Your instructions: Please return every line of the records below that contains the word "this".
**** Recorded information
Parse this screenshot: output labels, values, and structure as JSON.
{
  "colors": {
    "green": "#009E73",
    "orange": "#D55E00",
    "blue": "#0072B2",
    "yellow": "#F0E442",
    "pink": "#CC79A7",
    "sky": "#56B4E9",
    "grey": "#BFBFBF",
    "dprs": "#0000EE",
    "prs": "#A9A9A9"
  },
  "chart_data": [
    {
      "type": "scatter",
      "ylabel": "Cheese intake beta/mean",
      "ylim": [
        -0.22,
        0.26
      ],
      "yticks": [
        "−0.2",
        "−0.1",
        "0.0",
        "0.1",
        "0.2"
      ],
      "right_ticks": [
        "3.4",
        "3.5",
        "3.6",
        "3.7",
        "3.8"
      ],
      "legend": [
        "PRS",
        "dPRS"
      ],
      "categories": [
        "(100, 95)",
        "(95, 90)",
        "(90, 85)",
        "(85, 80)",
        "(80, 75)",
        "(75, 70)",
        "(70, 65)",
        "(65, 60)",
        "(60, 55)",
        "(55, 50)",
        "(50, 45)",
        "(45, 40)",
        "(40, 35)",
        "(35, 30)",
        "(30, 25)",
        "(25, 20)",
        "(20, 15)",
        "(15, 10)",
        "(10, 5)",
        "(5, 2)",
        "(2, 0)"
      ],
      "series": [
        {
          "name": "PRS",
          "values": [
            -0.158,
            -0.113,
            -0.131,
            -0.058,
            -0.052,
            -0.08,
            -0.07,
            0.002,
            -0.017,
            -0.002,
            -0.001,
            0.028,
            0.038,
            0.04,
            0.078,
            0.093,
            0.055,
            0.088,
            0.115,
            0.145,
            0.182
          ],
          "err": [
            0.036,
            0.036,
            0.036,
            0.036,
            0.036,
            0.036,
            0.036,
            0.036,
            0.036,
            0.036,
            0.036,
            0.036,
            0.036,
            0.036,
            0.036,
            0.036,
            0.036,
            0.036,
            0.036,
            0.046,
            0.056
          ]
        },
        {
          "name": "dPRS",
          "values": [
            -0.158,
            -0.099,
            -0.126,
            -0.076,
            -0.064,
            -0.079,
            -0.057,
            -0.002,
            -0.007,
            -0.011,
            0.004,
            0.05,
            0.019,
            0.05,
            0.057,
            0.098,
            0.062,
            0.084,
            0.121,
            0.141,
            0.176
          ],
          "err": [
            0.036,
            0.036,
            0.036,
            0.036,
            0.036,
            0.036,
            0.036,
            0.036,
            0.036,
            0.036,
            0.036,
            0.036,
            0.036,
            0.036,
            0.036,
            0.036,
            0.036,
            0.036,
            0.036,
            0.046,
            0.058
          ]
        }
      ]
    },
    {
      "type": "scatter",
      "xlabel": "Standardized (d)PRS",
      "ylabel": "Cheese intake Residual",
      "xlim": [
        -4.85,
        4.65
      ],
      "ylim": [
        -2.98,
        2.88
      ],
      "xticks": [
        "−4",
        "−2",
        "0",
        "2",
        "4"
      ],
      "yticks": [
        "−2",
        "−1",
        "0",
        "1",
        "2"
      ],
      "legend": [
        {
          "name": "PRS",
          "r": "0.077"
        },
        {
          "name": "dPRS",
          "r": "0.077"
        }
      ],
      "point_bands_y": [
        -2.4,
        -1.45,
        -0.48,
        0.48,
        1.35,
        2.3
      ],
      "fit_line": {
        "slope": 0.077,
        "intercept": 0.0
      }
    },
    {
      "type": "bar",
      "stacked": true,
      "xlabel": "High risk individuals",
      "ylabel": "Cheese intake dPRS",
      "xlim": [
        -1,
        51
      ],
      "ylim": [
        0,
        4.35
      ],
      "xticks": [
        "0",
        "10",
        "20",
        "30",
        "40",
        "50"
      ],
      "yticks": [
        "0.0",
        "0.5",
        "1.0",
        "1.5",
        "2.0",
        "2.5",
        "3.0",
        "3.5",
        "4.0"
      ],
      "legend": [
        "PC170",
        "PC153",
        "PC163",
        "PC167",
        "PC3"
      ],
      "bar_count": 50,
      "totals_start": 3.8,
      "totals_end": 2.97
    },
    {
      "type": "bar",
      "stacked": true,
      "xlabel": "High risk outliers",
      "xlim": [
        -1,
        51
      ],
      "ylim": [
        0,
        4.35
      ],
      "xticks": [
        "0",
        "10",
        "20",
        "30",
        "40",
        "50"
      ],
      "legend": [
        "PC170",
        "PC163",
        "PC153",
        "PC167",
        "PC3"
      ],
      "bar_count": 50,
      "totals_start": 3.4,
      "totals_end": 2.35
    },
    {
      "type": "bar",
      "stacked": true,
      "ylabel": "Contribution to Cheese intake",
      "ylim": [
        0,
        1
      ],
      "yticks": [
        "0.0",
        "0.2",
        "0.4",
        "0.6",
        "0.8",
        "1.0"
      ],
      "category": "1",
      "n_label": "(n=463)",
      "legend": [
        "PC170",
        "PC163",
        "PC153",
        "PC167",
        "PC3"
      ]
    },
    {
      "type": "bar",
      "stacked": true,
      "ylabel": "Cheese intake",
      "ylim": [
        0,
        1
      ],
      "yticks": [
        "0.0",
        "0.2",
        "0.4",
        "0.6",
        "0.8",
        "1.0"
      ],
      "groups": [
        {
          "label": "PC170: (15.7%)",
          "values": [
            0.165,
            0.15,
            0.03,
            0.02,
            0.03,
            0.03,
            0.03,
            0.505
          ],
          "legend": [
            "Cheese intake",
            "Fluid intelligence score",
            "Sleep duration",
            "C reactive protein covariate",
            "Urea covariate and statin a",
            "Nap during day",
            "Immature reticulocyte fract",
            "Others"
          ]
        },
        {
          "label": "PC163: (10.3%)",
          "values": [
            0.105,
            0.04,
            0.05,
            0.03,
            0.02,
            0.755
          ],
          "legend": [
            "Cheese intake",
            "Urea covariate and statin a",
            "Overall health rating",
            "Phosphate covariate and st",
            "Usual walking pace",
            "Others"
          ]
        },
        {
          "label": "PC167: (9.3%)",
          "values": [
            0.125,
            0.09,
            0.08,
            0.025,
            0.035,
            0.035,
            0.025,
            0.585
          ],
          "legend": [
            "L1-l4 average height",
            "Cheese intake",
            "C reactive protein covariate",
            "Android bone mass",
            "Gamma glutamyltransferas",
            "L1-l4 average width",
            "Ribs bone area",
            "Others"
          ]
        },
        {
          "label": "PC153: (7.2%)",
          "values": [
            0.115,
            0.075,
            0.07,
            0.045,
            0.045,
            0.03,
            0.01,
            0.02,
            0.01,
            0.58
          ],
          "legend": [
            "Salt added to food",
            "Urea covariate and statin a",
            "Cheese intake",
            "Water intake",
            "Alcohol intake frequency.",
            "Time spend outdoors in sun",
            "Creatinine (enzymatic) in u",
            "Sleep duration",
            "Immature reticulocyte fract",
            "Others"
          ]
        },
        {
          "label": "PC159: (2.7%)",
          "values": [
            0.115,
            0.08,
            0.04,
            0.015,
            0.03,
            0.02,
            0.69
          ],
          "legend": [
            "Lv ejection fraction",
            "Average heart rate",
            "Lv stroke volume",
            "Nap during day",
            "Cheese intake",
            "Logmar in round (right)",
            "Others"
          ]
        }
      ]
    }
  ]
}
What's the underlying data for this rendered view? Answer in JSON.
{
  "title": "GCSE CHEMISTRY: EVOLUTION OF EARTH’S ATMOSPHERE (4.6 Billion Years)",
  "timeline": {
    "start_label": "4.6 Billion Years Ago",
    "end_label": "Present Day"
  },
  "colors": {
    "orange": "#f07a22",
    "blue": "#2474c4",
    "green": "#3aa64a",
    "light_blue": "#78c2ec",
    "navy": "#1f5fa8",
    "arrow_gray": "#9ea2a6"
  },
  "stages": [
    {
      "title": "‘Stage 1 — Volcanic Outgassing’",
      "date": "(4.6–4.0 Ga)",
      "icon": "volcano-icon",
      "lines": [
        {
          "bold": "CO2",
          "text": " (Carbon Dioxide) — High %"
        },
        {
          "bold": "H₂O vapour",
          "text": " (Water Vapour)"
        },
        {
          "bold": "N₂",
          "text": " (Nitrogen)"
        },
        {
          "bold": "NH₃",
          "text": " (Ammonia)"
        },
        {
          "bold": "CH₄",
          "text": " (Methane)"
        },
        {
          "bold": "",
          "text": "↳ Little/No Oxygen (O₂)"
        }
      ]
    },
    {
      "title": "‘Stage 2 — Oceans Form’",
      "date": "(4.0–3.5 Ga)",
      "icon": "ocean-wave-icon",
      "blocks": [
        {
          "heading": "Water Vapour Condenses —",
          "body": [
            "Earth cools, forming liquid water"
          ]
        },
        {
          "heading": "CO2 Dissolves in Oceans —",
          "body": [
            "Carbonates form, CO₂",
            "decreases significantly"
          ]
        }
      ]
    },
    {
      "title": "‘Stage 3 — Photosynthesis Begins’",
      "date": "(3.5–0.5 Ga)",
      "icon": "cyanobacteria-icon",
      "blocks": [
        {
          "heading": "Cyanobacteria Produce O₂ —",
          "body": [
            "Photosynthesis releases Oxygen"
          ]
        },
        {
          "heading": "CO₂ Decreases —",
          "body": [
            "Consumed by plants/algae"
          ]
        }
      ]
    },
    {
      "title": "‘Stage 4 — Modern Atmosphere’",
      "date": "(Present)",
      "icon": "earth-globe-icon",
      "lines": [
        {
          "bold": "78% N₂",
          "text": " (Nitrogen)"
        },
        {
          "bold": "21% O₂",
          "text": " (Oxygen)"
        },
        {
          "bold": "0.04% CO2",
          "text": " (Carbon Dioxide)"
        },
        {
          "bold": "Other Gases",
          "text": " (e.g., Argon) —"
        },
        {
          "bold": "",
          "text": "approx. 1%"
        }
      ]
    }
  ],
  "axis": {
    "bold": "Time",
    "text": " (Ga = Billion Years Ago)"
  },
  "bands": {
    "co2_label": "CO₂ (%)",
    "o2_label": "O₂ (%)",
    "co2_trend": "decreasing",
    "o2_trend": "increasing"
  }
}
********
Your response:
Parse this screenshot: output labels, values, and structure as JSON.
What's the underlying data for this rendered view? Answer in JSON.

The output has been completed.